** Start RECORD EXTRACTS **
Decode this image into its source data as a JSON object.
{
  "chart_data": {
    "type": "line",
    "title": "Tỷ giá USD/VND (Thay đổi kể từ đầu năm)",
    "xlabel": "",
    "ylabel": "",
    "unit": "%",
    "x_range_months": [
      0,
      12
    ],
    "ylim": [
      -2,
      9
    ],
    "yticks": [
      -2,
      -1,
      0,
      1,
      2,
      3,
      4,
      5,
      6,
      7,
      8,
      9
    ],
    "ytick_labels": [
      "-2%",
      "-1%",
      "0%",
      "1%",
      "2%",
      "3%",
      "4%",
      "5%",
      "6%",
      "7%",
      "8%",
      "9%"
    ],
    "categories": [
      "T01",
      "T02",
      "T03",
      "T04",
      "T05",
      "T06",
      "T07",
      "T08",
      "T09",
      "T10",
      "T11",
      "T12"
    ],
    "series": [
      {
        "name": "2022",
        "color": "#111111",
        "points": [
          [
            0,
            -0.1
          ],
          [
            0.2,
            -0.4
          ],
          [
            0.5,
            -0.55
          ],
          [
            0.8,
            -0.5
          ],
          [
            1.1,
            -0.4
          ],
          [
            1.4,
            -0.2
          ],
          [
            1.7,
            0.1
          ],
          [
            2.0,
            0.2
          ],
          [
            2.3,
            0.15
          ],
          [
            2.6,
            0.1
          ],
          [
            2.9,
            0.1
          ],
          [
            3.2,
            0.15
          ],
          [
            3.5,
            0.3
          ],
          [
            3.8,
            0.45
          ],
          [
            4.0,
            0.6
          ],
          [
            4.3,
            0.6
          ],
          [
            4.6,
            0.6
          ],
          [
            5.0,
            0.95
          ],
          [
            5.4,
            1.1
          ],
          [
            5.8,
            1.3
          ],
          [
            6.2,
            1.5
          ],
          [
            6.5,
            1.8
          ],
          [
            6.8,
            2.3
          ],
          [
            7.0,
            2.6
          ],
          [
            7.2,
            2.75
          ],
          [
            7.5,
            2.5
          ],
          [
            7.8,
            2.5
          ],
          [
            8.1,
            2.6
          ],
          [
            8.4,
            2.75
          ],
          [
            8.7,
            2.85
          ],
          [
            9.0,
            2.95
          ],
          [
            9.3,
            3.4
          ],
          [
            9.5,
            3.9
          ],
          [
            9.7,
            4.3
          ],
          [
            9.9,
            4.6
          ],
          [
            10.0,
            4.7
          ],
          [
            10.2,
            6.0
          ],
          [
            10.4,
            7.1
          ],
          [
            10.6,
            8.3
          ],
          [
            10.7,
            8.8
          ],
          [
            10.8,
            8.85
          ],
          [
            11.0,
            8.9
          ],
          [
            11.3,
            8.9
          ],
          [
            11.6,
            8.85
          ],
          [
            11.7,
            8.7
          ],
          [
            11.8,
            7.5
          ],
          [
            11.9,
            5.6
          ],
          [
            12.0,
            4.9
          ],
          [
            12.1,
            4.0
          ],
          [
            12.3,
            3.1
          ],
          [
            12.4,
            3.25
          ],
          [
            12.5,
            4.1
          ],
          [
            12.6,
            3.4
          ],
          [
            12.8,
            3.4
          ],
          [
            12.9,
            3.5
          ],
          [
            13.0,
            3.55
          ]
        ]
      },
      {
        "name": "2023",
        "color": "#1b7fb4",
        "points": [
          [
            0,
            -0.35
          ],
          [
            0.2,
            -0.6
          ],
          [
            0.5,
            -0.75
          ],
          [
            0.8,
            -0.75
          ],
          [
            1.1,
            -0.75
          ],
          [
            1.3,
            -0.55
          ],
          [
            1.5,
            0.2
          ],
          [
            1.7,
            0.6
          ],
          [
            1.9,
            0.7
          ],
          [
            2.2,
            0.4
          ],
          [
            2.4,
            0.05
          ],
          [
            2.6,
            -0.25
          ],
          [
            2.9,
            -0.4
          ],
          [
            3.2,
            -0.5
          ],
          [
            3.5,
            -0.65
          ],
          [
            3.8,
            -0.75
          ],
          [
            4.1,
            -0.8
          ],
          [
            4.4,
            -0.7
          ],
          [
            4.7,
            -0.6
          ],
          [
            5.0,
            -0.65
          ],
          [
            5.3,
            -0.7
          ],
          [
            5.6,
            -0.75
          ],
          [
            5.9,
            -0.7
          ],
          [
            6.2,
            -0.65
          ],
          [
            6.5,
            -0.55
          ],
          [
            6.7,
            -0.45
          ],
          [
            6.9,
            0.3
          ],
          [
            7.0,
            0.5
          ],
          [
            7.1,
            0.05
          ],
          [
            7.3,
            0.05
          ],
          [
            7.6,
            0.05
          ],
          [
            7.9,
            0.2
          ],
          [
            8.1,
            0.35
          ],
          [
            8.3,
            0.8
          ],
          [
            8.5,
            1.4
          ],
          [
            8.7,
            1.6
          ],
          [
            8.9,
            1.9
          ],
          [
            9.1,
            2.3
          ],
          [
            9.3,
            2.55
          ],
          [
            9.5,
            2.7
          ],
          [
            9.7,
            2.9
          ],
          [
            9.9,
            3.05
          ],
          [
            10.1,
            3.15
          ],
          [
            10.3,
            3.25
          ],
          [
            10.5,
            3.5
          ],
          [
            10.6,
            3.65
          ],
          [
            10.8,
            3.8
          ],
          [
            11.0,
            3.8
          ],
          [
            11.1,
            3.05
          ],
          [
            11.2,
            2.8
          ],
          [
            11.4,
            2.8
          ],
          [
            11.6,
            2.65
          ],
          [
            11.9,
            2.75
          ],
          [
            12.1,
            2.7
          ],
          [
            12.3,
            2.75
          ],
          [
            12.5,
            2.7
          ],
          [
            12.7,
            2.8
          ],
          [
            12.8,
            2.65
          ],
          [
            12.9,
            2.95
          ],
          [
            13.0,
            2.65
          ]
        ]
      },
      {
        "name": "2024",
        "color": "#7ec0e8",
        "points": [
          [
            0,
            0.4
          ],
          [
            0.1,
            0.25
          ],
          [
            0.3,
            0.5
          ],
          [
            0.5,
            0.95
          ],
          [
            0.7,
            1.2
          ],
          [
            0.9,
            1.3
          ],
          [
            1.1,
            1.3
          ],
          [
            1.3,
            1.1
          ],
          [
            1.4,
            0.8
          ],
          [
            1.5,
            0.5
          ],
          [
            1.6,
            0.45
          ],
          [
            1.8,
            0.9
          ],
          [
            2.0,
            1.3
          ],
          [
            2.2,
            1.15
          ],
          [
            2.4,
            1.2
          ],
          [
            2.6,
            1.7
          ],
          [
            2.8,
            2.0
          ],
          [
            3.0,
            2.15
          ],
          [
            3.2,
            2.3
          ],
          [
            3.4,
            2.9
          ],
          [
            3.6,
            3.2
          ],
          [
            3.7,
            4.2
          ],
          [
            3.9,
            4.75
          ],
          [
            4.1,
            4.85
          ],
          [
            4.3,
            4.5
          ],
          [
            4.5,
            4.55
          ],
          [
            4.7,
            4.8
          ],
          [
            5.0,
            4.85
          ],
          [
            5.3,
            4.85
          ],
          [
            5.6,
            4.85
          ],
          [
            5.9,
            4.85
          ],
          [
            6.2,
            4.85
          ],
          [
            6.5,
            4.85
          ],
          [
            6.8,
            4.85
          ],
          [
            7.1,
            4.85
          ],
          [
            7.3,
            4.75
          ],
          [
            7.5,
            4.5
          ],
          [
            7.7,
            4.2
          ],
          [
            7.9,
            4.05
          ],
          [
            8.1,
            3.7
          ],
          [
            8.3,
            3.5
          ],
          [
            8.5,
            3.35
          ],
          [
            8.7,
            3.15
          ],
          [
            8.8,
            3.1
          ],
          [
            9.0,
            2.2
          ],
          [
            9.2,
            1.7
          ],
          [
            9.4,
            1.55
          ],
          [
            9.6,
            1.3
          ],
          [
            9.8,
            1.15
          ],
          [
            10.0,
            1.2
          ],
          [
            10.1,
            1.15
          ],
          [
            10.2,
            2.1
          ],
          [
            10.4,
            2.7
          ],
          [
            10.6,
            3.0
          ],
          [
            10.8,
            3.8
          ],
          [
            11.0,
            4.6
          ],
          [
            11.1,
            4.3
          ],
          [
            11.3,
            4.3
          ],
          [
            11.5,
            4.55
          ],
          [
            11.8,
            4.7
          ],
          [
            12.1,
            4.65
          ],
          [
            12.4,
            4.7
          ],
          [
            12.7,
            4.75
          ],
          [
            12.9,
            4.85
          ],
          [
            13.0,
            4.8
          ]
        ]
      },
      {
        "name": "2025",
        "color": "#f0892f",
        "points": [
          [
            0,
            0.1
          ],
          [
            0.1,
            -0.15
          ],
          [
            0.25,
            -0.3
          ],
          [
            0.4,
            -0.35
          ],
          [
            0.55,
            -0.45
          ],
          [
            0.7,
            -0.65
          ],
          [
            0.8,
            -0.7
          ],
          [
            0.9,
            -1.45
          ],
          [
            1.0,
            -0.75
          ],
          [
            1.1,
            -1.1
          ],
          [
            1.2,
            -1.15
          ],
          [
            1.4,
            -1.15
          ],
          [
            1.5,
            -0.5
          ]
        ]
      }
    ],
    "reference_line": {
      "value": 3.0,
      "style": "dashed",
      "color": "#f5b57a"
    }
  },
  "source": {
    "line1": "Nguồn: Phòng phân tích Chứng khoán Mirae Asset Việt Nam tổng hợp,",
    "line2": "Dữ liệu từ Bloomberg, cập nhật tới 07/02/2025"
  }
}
** End RECORD EXTRACTS **
**AIM OF THE TASK**
Keep only the lines that hold the string "color", and copy them out.

**REPLY TO THE EXERCISE**
        "color": "#111111",
        "color": "#1b7fb4",
        "color": "#7ec0e8",
        "color": "#f0892f",
      "color": "#f5b57a"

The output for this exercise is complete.